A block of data
-=-=-=-=-
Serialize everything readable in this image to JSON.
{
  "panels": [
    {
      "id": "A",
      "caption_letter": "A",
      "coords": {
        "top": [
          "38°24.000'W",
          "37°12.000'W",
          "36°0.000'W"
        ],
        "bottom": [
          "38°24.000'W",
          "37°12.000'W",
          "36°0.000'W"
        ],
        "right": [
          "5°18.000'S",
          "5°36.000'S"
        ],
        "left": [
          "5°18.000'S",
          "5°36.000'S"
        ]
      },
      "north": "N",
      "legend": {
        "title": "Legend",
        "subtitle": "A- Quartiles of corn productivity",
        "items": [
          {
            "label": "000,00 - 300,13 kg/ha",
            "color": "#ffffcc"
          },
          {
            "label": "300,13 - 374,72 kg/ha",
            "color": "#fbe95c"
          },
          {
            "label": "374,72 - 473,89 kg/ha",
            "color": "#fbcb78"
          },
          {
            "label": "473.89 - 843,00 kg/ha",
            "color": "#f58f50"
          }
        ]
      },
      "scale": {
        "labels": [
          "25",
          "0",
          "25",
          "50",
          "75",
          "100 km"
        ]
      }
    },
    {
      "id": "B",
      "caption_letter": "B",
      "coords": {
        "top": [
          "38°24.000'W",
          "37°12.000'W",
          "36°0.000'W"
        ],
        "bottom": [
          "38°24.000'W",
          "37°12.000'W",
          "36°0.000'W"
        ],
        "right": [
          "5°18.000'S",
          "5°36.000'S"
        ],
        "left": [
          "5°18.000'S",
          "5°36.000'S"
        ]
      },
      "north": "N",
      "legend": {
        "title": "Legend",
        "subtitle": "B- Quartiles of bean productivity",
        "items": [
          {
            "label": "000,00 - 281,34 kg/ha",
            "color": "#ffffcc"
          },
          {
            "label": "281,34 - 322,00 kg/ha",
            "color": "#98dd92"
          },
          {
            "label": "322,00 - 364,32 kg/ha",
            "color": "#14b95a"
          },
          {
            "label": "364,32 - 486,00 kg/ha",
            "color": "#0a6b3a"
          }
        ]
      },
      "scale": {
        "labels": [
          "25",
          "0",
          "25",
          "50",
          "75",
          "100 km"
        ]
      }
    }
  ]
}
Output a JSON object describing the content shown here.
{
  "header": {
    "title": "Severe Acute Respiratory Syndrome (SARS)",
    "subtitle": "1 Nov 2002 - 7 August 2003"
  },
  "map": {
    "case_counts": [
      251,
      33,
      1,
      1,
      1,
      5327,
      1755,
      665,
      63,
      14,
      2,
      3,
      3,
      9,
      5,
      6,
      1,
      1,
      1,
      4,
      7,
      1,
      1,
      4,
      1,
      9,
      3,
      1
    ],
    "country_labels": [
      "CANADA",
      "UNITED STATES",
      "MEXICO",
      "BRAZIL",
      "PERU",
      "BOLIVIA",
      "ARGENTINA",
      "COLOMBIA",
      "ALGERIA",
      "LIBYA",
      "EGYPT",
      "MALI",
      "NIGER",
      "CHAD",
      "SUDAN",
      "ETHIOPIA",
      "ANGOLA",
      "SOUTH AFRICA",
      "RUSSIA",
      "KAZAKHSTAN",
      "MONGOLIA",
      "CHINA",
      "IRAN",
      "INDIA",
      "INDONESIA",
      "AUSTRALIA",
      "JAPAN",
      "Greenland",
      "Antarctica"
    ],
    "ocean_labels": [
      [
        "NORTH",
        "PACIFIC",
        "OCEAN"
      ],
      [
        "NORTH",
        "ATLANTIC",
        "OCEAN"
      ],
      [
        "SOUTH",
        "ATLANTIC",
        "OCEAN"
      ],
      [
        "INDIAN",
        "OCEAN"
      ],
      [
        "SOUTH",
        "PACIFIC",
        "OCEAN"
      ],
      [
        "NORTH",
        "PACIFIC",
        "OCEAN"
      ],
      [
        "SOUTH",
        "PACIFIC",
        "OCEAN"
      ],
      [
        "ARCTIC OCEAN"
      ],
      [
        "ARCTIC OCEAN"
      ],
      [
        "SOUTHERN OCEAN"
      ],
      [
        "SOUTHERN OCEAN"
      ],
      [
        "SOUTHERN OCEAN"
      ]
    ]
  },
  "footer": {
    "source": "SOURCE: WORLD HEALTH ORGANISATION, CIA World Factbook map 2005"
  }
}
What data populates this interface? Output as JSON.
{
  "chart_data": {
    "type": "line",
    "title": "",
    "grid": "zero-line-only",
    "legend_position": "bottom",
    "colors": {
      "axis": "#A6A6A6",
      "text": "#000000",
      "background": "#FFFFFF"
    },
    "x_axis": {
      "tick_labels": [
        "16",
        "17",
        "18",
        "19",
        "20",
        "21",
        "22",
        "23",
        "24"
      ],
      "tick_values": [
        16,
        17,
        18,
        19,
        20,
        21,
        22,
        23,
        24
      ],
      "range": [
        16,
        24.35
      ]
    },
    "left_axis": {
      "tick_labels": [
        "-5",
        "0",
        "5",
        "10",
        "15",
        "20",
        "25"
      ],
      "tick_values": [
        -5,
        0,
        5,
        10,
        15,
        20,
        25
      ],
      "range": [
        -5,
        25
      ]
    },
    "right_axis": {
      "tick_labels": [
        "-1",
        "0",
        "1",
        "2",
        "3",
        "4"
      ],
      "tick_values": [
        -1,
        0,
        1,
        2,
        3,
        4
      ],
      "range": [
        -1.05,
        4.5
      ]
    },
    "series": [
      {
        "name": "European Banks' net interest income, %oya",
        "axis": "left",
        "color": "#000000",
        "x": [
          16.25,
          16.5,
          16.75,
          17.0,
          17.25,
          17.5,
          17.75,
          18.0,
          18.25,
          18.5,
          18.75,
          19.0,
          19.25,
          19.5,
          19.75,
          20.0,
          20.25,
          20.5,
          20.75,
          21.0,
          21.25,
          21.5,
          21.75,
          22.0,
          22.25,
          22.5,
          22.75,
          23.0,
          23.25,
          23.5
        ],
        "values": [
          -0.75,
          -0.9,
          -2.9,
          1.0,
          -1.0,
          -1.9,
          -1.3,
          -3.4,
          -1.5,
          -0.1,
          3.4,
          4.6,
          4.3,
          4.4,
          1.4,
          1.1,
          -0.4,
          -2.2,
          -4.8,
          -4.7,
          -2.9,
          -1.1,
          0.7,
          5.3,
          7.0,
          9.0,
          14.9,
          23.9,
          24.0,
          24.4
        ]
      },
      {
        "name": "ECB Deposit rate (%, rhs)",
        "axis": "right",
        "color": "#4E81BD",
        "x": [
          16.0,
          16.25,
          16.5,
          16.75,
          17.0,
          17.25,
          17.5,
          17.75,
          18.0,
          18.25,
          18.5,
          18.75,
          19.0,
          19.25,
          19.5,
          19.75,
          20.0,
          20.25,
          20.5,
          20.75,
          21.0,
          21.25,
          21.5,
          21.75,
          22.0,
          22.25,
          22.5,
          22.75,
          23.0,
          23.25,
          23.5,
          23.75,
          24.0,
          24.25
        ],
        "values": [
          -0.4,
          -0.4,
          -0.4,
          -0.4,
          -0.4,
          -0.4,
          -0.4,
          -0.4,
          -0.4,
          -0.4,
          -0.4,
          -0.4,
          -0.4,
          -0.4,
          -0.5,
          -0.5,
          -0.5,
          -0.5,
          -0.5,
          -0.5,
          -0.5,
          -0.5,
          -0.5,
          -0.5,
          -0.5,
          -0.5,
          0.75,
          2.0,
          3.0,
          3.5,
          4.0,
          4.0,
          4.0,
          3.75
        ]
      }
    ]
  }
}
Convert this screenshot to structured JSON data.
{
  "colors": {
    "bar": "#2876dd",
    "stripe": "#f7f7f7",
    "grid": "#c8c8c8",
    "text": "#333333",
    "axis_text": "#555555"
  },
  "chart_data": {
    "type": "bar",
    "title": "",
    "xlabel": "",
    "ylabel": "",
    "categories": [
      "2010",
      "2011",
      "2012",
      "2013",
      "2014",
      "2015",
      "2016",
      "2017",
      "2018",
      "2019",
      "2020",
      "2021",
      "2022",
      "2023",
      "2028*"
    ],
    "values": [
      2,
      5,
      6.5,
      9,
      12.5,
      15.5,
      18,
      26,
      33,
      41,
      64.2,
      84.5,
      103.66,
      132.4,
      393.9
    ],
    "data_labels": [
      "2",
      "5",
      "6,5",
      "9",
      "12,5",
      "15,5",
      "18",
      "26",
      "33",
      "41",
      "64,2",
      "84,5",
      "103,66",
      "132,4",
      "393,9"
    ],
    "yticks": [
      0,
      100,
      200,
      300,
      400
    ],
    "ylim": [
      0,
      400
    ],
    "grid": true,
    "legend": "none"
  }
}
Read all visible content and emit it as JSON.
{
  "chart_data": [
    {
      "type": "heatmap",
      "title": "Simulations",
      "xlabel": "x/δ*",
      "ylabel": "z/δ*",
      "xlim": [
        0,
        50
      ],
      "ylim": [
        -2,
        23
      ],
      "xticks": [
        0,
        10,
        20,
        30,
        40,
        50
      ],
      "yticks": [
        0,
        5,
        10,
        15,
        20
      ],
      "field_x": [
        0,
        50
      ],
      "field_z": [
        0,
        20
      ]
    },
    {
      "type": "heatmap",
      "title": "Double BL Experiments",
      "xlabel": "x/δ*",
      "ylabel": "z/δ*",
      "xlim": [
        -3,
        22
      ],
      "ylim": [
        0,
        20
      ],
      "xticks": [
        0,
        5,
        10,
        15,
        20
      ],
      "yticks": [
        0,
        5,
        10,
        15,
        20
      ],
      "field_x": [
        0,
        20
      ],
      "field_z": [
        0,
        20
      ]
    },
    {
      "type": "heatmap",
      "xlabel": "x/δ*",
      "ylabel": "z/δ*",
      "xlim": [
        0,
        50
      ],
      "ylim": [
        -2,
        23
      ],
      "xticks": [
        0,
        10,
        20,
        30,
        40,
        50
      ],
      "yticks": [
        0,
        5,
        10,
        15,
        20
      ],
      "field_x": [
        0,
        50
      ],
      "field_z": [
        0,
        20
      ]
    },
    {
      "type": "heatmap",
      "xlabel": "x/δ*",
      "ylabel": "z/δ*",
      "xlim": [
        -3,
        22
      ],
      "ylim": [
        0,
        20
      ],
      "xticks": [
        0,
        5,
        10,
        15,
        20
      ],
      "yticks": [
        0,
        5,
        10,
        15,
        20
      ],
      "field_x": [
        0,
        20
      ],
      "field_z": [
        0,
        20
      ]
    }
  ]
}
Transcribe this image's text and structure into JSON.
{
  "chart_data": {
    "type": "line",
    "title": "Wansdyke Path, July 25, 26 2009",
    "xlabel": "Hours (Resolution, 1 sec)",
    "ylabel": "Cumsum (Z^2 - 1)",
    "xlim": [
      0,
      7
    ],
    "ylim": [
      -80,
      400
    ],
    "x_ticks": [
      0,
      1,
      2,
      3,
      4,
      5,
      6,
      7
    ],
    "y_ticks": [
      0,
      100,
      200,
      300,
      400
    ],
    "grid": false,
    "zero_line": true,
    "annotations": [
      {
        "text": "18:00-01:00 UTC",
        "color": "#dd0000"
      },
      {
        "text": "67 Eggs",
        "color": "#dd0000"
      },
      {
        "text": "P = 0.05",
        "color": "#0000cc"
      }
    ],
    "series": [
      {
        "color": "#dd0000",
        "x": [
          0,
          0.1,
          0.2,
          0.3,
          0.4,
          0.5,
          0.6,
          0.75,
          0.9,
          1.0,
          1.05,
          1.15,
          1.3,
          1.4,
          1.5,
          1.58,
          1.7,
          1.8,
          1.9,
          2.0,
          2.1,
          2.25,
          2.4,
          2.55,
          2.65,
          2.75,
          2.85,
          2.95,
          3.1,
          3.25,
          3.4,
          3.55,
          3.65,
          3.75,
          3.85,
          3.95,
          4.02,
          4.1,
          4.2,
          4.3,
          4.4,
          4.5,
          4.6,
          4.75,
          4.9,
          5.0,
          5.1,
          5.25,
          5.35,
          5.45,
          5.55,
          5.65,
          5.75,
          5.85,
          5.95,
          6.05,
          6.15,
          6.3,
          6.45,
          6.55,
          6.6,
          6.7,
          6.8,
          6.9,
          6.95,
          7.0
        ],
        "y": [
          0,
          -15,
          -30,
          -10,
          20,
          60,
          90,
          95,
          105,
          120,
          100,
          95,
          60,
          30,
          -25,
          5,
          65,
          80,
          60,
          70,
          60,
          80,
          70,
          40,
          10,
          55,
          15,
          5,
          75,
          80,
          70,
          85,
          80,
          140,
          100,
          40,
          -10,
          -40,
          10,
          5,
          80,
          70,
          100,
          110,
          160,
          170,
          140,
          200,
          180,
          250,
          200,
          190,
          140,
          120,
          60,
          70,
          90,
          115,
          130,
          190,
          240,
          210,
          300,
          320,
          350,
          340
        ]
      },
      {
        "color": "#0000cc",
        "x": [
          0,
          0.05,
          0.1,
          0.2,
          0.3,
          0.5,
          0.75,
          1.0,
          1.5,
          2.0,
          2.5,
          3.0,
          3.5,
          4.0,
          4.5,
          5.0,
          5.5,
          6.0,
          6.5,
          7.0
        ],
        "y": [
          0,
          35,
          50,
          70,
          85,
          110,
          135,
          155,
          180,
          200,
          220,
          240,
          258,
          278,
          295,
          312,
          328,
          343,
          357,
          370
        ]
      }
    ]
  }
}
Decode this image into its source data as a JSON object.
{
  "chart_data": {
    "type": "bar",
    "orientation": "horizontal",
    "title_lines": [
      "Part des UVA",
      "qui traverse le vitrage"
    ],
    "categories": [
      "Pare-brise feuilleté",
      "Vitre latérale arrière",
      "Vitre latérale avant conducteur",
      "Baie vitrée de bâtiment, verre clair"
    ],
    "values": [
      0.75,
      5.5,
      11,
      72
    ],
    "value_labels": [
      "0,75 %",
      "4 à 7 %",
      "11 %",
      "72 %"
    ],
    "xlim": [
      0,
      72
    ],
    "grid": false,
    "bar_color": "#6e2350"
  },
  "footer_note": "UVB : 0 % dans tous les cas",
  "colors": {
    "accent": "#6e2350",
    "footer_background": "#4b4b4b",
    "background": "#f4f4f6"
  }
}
-=-=-=-=-
Work through the records above line by line and count those that hold the string "this". Give only the result.

COMPLETED TASK
5